_GIVEN EXERCISE_: The answer is a single number: how many lines hold the string "places".
== EXTRACTED ENTRIES
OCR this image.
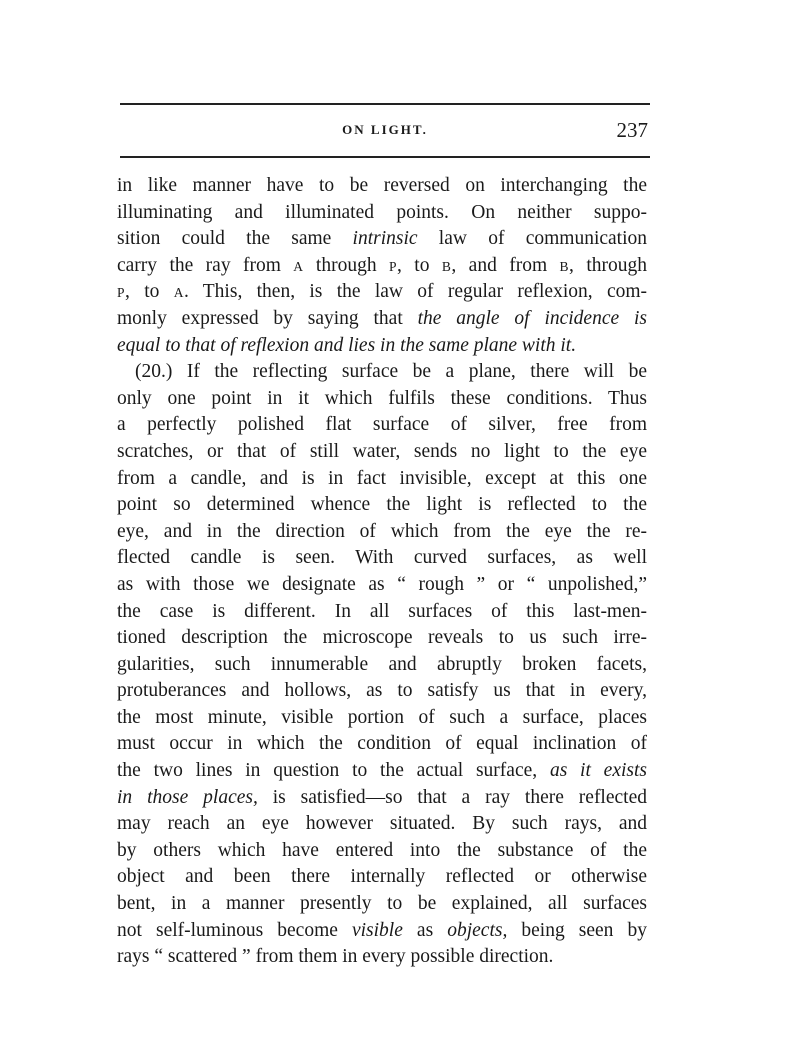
ON LIGHT.	237
in like manner have to be reversed on interchanging the
illuminating and illuminated points. On neither suppo-
sition could the same intrinsic law of communication
carry the ray from A through P, to B, and from B, through
P, to A. This, then, is the law of regular reflexion, com-
monly expressed by saying that the angle of incidence is
equal to that of reflexion and lies in the same plane with it.
(20.) If the reflecting surface be a plane, there will be
only one point in it which fulfils these conditions. Thus
a perfectly polished flat surface of silver, free from
scratches, or that of still water, sends no light to the eye
from a candle, and is in fact invisible, except at this one
point so determined whence the light is reflected to the
eye, and in the direction of which from the eye the re-
flected candle is seen. With curved surfaces, as well
as with those we designate as “ rough ” or “ unpolished,”
the case is different. In all surfaces of this last-men-
tioned description the microscope reveals to us such irre-
gularities, such innumerable and abruptly broken facets,
protuberances and hollows, as to satisfy us that in every,
the most minute, visible portion of such a surface, places
must occur in which the condition of equal inclination of
the two lines in question to the actual surface, as it exists
in those places, is satisfied—so that a ray there reflected
may reach an eye however situated. By such rays, and
by others which have entered into the substance of the
object and been there internally reflected or otherwise
bent, in a manner presently to be explained, all surfaces
not self-luminous become visible as objects, being seen by
rays “ scattered ” from them in every possible direction.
====
_WRITTEN ANSWER_: 2